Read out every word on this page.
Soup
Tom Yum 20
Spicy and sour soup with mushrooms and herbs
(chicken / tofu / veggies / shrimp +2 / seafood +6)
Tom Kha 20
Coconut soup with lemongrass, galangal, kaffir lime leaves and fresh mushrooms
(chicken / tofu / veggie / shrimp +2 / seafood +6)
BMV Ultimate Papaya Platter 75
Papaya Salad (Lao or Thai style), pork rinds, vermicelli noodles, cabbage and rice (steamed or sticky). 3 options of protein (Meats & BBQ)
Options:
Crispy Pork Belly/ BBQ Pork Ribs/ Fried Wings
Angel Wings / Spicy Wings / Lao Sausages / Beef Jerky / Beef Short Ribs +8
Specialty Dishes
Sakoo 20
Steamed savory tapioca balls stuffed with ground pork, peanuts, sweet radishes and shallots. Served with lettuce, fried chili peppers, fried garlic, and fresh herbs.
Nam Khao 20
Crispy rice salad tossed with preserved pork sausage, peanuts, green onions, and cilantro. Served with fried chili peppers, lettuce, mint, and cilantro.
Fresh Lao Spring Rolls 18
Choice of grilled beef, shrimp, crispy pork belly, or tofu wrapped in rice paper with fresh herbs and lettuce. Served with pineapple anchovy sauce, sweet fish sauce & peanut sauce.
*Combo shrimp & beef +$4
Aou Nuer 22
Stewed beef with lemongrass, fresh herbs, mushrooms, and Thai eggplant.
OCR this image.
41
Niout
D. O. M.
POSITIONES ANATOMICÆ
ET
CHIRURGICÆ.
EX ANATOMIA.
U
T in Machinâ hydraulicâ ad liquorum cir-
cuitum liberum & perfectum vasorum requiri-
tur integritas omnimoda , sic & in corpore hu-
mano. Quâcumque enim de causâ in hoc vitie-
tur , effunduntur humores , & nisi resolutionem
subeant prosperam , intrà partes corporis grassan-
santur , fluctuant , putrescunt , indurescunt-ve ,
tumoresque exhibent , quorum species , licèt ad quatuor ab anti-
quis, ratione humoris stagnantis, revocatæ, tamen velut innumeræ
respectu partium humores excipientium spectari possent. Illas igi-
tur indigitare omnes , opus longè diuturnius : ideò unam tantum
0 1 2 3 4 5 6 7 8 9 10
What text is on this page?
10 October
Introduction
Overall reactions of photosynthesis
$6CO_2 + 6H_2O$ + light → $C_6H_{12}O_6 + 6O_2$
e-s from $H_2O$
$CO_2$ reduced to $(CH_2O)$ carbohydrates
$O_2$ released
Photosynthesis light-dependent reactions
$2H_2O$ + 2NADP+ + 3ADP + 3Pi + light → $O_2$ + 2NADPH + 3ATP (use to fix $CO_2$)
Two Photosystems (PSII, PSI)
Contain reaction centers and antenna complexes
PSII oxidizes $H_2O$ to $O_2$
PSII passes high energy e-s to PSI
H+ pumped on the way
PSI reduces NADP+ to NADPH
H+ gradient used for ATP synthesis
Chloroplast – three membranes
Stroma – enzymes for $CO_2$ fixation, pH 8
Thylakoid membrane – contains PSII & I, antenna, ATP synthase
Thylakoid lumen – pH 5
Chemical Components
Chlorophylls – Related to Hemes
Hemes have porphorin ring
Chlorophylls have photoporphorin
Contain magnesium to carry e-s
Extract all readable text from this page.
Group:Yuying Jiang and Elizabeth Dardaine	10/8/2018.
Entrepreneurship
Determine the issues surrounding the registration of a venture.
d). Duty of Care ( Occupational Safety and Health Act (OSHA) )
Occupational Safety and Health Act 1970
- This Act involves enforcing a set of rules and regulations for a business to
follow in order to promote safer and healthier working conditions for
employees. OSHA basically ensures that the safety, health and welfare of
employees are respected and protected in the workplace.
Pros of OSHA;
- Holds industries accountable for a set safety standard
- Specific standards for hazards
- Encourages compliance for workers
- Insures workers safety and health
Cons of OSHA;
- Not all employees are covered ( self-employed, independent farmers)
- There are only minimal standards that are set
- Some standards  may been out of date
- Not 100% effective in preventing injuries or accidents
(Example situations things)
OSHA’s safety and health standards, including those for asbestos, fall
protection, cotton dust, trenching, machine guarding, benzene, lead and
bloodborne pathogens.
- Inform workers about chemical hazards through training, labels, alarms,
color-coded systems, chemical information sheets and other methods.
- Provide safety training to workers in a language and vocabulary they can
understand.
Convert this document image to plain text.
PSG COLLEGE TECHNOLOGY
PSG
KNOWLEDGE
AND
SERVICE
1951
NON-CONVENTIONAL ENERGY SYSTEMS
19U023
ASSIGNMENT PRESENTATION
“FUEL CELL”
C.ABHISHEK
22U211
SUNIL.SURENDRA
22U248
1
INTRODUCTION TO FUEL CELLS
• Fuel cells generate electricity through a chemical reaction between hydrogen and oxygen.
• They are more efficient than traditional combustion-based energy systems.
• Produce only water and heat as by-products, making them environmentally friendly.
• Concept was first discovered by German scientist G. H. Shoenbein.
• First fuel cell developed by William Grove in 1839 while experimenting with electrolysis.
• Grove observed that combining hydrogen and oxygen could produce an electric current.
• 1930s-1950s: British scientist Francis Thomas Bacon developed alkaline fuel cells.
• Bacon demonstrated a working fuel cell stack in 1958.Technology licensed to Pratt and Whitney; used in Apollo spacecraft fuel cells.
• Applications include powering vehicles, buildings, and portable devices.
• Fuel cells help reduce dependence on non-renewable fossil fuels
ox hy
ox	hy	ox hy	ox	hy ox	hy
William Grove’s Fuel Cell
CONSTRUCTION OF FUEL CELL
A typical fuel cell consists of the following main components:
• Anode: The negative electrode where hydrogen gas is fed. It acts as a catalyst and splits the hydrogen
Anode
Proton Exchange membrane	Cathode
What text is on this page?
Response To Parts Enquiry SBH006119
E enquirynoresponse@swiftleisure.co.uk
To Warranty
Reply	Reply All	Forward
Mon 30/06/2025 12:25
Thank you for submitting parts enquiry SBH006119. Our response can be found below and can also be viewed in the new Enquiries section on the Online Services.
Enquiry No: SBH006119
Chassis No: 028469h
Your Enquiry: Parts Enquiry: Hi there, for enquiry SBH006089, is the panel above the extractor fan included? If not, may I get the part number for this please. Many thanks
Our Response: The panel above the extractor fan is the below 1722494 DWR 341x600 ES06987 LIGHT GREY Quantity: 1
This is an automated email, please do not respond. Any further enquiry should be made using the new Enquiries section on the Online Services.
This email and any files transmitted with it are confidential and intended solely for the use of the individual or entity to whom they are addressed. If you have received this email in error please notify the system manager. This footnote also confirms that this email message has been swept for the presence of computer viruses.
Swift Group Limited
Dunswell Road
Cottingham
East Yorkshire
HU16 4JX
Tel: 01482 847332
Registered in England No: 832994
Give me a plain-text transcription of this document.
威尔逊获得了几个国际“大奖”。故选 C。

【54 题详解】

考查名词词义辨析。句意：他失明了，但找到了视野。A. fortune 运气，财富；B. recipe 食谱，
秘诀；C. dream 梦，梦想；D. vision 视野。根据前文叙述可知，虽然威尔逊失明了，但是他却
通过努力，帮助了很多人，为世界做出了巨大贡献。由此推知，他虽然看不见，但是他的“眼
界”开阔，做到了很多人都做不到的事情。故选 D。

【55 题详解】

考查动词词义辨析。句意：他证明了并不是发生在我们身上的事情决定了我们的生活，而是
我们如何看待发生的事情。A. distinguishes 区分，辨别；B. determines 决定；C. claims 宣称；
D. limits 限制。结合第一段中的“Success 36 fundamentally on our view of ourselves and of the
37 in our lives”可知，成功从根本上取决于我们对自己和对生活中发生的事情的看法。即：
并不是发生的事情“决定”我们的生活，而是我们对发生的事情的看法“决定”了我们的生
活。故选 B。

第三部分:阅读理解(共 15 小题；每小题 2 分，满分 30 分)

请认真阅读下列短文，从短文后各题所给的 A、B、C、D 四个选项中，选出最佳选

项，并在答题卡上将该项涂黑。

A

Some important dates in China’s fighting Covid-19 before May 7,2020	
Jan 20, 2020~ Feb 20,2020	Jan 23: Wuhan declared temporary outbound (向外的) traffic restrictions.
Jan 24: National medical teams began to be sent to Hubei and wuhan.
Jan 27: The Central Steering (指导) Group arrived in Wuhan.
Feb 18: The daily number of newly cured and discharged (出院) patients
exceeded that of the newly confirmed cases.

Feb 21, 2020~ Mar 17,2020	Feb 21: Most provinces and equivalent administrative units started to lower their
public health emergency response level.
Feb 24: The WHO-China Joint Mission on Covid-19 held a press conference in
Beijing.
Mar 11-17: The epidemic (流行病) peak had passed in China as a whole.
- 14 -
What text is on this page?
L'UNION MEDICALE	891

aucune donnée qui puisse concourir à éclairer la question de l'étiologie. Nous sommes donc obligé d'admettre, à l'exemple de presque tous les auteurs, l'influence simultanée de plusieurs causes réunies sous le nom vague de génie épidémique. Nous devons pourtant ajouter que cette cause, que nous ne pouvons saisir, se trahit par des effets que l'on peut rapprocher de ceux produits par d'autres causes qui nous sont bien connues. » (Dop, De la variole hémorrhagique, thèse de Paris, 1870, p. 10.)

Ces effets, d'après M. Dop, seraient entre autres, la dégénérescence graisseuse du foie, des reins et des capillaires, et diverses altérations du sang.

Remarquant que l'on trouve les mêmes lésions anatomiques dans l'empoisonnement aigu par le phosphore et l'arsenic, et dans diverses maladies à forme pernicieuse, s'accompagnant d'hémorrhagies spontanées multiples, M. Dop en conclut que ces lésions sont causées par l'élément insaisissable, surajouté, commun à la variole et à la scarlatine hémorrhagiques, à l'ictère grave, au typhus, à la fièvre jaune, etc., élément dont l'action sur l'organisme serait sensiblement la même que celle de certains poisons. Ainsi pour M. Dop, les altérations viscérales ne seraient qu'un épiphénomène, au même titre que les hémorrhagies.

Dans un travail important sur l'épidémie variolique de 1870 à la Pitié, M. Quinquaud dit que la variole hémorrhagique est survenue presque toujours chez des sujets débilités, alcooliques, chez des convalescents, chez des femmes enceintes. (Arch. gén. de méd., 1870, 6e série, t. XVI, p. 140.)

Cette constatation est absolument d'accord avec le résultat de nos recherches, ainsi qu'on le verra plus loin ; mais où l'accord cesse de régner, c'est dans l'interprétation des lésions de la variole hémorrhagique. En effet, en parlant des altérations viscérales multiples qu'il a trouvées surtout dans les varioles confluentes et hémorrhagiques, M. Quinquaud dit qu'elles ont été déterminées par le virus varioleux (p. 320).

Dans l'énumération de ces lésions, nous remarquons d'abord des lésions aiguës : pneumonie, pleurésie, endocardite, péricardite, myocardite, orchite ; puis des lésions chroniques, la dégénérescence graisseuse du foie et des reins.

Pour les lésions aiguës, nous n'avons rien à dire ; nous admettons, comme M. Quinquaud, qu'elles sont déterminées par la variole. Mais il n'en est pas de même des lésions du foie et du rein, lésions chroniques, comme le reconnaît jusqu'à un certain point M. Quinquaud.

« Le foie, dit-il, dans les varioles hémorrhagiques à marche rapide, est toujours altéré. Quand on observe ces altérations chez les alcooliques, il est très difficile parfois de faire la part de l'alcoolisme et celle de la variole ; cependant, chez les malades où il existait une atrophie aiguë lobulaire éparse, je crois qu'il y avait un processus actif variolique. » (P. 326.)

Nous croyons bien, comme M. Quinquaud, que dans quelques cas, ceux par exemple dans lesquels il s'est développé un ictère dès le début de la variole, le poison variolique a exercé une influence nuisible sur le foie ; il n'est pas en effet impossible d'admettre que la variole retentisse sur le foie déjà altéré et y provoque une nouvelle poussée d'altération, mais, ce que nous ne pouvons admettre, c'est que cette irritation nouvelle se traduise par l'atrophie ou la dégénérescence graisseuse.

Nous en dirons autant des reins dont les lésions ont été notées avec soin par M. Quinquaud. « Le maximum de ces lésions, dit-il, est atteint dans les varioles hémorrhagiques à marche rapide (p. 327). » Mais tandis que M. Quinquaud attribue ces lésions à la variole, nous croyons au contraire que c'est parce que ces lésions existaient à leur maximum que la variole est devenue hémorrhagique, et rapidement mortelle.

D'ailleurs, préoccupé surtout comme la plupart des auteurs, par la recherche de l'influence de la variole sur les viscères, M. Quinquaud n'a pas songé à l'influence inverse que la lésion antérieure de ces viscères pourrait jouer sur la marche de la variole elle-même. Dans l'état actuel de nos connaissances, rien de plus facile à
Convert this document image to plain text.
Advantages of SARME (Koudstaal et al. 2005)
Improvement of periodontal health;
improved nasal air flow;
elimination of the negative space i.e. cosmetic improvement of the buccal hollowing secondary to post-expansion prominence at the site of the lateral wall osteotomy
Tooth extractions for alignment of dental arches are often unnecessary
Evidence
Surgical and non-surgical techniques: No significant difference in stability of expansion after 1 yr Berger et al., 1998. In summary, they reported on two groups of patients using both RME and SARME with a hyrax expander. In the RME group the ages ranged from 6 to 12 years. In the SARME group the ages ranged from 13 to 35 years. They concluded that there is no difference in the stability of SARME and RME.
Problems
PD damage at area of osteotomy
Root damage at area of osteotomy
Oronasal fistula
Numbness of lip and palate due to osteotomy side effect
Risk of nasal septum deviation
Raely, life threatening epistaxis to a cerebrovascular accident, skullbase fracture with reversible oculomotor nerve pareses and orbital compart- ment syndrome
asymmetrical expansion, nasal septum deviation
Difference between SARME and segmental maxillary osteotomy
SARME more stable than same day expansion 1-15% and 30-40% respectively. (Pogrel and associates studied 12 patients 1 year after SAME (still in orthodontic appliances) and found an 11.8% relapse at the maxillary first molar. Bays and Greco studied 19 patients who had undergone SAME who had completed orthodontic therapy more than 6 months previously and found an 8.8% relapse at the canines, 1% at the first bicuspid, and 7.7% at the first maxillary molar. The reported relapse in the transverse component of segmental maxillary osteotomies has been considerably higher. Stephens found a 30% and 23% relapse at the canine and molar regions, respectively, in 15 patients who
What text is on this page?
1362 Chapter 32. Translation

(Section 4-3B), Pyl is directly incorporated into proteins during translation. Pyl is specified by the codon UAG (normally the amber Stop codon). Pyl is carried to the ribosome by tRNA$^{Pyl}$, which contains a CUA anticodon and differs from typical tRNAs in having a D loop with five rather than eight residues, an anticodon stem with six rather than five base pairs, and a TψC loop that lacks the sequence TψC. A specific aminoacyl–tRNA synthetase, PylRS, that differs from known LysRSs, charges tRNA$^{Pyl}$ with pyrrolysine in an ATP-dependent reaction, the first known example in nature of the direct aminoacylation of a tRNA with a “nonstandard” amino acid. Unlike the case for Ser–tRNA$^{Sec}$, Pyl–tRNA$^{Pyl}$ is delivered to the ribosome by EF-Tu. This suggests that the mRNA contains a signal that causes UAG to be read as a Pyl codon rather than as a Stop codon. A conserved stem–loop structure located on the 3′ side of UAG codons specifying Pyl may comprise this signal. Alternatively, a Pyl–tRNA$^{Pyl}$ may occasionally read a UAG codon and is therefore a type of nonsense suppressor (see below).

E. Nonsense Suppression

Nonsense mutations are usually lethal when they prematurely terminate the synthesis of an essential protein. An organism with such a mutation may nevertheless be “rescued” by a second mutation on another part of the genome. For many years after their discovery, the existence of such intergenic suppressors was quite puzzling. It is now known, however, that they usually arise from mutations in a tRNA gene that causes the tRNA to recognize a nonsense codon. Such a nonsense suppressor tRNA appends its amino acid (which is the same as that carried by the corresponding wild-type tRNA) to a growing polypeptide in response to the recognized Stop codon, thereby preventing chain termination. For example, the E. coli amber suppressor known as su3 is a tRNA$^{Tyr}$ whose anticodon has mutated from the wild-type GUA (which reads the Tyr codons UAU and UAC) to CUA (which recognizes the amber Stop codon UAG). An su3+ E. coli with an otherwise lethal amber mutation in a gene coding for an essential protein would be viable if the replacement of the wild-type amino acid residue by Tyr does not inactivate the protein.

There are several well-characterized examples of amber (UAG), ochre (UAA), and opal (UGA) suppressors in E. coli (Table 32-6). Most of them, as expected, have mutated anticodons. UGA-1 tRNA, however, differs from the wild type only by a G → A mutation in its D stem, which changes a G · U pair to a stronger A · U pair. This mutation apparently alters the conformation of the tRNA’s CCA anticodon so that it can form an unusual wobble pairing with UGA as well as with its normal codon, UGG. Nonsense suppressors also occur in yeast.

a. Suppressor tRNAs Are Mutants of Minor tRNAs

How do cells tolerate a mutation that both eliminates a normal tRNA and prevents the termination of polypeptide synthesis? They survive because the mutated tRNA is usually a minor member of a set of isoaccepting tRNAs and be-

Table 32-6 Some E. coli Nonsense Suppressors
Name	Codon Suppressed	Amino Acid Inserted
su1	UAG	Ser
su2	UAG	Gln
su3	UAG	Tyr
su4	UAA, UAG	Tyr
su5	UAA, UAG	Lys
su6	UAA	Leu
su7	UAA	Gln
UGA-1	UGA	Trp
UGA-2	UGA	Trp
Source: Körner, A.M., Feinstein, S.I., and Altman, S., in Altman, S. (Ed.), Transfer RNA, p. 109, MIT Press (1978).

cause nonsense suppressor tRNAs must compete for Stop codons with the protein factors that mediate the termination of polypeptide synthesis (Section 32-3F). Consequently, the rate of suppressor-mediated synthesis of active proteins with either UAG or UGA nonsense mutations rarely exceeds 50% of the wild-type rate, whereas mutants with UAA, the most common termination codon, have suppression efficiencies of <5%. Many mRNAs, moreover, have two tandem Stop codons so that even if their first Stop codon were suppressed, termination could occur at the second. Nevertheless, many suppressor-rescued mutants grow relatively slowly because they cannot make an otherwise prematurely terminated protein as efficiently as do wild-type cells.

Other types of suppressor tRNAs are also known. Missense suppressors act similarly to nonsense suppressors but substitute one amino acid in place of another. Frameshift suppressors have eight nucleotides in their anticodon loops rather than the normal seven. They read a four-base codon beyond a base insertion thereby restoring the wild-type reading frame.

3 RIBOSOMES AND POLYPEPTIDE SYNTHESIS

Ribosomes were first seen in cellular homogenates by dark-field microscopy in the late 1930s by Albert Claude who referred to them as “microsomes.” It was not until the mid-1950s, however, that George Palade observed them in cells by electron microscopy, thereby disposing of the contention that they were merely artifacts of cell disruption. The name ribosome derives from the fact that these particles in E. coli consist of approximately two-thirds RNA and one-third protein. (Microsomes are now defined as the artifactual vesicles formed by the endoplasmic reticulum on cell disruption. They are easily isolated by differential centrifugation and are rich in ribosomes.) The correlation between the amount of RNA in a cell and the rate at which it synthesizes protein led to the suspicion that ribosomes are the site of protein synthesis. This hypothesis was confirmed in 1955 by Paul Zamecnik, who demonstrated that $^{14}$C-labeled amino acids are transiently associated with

+-------+

◆ Task description: Find and copy each line of the listing above that holds the word "deviation".

◆ Answer to this problem:
Risk of nasal septum deviation
asymmetrical expansion, nasal septum deviation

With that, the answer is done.